**Short task A**
From the Fort Pinckney passage, extract word for word the stretch from "We passed close" through "of spirituous good-nature.".
**Short task B**
List the words the Fort Pinckney passage uses to describe the fortification's appearance.
**Short task C**
Answer these from the Fort Pinckney passage:
(i) What is the green marsh where the fortification stands called?
(ii) How tall is the nearest of the drunken volunteers?
(iii) Where do the drunken volunteers brush against the narrator?

**Extract provided**

And here, unable to express himself in words, Jim flung his arms wildly about, ground his tobacco with excitement, spit on all sides, and walked away, shaking his head, I thought, in real grief of spirit.
We passed close to Fort Pinckney, our volunteers exchanging hurrahs with the garrison. It is a round, two-storied, yellow little fortification, standing at one end of a green marsh known as Shute's Folly Island. What it was put there for no one knows: it is too close to the city to protect it; too much out of the harbor to command that. Perhaps it might keep reinforcements for Anderson from coming down the Ashley, just as the guns on the Battery were supposed to be intended to deter them from descending the Cooper.
On the wharf of the ferry three drunken volunteers, the first that I had seen in that condition, brushed against me. The nearest one, a handsome young fellow of six feet two, half turned to stare back at me with a—
"How are ye, Cap'm? Gaw damn ye! Haw, haw, aw!"—and reeled onward, brimful of spirituous good-nature.

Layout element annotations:
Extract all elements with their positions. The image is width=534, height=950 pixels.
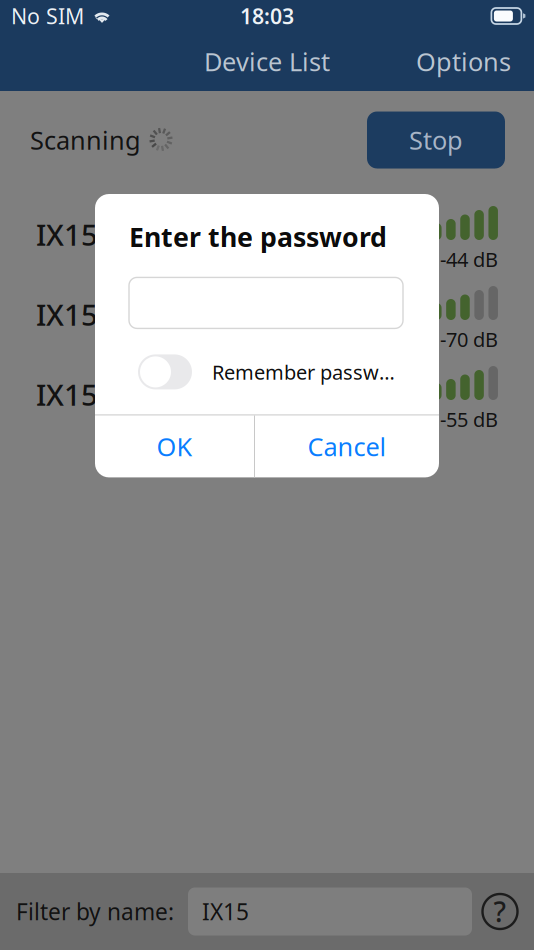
staticText: Device List — [204, 45, 330, 78]
staticText: -70 dB — [440, 326, 498, 353]
button[interactable]: IX15 — [0, 349, 534, 429]
button[interactable]: Options — [404, 32, 523, 91]
staticText: IX15 — [36, 215, 98, 254]
staticText: ? — [494, 893, 506, 930]
staticText: Cancel — [308, 430, 386, 463]
staticText: No SIM — [11, 2, 84, 30]
staticText: IX15 — [202, 896, 249, 926]
button[interactable]: IX15 — [0, 189, 534, 269]
staticText: Remember password — [212, 359, 403, 385]
staticText: Enter the password — [129, 219, 387, 254]
button[interactable]: Cancel — [255, 415, 439, 477]
staticText: Options — [416, 45, 511, 78]
button[interactable]: Stop — [367, 112, 505, 168]
staticText: -55 dB — [440, 406, 498, 433]
staticText: IX15 — [36, 295, 98, 334]
staticText: 18:03 — [240, 2, 294, 30]
staticText: Stop — [409, 123, 463, 157]
staticText: Filter by name: — [16, 896, 174, 926]
staticText: -44 dB — [440, 246, 498, 273]
button[interactable]: Help — [479, 890, 521, 932]
button[interactable]: OK — [95, 415, 254, 477]
button[interactable]: IX15 — [0, 269, 534, 349]
staticText: OK — [156, 430, 192, 463]
staticText: Scanning — [30, 123, 141, 157]
staticText: IX15 — [36, 375, 98, 414]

**Full answer A**
We passed close to Fort Pinckney, our volunteers exchanging hurrahs with the garrison. It is a round, two-storied, yellow little fortification, standing at one end of a green marsh known as Shute's Folly Island. What it was put there for no one knows: it is too close to the city to protect it; too much out of the harbor to command that. Perhaps it might keep reinforcements for Anderson from coming down the Ashley, just as the guns on the Battery were supposed to be intended to deter them from descending the Cooper.
On the wharf of the ferry three drunken volunteers, the first that I had seen in that condition, brushed against me. The nearest one, a handsome young fellow of six feet two, half turned to stare back at me with a—
"How are ye, Cap'm? Gaw damn ye! Haw, haw, aw!"—and reeled onward, brimful of spirituous good-nature.

**Full answer B**
round
two-storied
yellow
little

**Full answer C**
(i) Shute's Folly Island
(ii) Six feet two
(iii) On the wharf of the ferry